* [WORK INSTRUCTIONS]
1 – How far out of town is the caravan park where the first day was spent, according to the Carnarvon passage?
2 – List every item of produce that the Carnarvon passage says was brought back from the Fruit Loop.
3 – Return the part of the Carnarvon passage from "Our first day" up to and including "sandy river bed.".

### TEXT PROVIDED

Our first day in Carnarvon was at the Plantation Caravan Park which is 5 km out of town at the intersection with the North West Coastal Highway. We only booked one day here as the apartment we booked for the rest of the week was not available until tomorrow. The park is located amongst the plantations that run along the banks of the Gascoyne River where a lot of fruit and vegatables are grown for the WA markets. The Gascoyne is not running this time of the year but all the irrigation water is drawn from the aquifers running beneath the sandy river bed.
A few kilometres from where we are staying the roads that run along either side of the river form what is known as the “Fruit Loop” and if you follow them you get to visit the produce stores out the front of each of the plantations. We were told that the coffee at the Gascoyne Fresh Company’s café along the route was well worth a stop so we took a ride out there this afternoon. Our selected coffees and cake lived up to their reputation and we returned with tomatoes, beans and zuchinnis for the rest of the week.

######
### RECORDS

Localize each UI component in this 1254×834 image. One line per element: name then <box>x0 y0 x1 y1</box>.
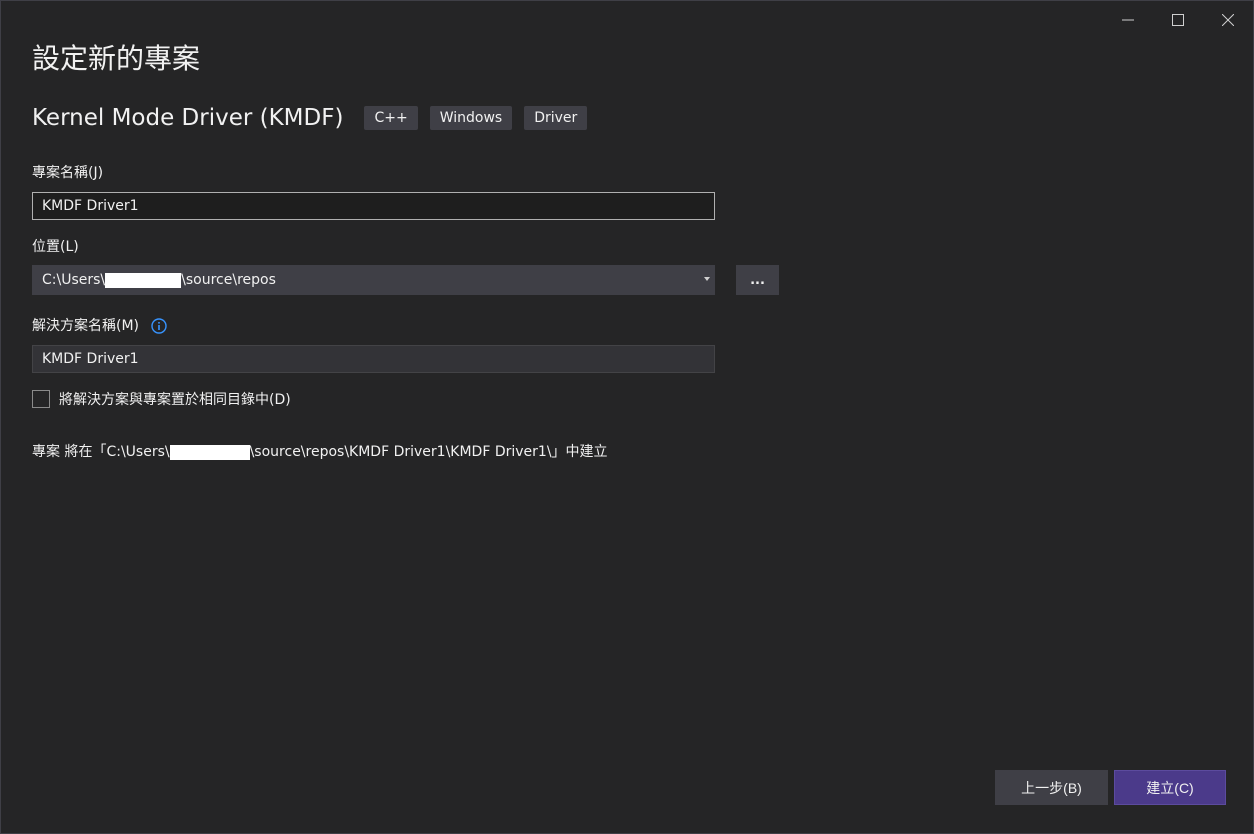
location-suffix: \source\repos <box>181 272 276 288</box>
dialog-window: 設定新的專案 Kernel Mode Driver (KMDF) C++ Win… <box>0 0 1254 834</box>
same-directory-option: 將解決方案與專案置於相同目錄中(D) <box>32 389 291 409</box>
redacted-username <box>169 444 250 460</box>
location-combobox[interactable]: C:\Users\ \source\repos <box>32 265 715 295</box>
info-icon[interactable] <box>151 318 168 334</box>
project-name-value: KMDF Driver1 <box>42 198 139 214</box>
chevron-down-icon[interactable] <box>704 277 710 281</box>
redacted-username <box>105 272 182 288</box>
template-name: Kernel Mode Driver (KMDF) <box>32 105 344 131</box>
path-summary-prefix: 專案 將在「C:\Users\ <box>32 444 170 460</box>
location-label: 位置(L) <box>32 239 79 255</box>
close-button[interactable] <box>1203 1 1253 39</box>
window-controls <box>1103 1 1253 39</box>
maximize-icon <box>1172 14 1184 26</box>
page-title: 設定新的專案 <box>32 42 201 75</box>
browse-button[interactable]: ... <box>736 265 779 295</box>
close-icon <box>1222 14 1234 26</box>
same-directory-checkbox-label[interactable]: 將解決方案與專案置於相同目錄中(D) <box>59 389 291 409</box>
project-path-summary: 專案 將在「C:\Users\ \source\repos\KMDF Driver… <box>32 441 608 461</box>
solution-name-value: KMDF Driver1 <box>42 351 139 367</box>
tag-project-type: Driver <box>524 106 588 130</box>
tag-language: C++ <box>364 106 418 130</box>
path-summary-suffix: \source\repos\KMDF Driver1\KMDF Driver1\… <box>249 444 608 460</box>
solution-name-label-row: 解決方案名稱(M) <box>32 315 168 335</box>
back-button[interactable]: 上一步(B) <box>995 770 1108 805</box>
maximize-button[interactable] <box>1153 1 1203 39</box>
tag-platform: Windows <box>429 106 513 130</box>
project-name-input[interactable]: KMDF Driver1 <box>32 192 715 220</box>
same-directory-checkbox[interactable] <box>32 390 50 408</box>
location-prefix: C:\Users\ <box>42 272 106 288</box>
create-button[interactable]: 建立(C) <box>1114 770 1226 805</box>
minimize-button[interactable] <box>1103 1 1153 39</box>
minimize-icon <box>1122 19 1134 21</box>
solution-name-label: 解決方案名稱(M) <box>32 318 140 334</box>
template-header: Kernel Mode Driver (KMDF) C++ Windows Dr… <box>32 105 599 131</box>
solution-name-input[interactable]: KMDF Driver1 <box>32 345 715 373</box>
project-name-label: 專案名稱(J) <box>32 165 104 181</box>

######

* [RESULTS FOR THE EXERCISE]
1 – 5 km

2 – tomatoes, beans, zuchinnis

3 –
Our first day in Carnarvon was at the Plantation Caravan Park which is 5 km out of town at the intersection with the North West Coastal Highway. We only booked one day here as the apartment we booked for the rest of the week was not available until tomorrow. The park is located amongst the plantations that run along the banks of the Gascoyne River where a lot of fruit and vegatables are grown for the WA markets. The Gascoyne is not running this time of the year but all the irrigation water is drawn from the aquifers running beneath the sandy river bed.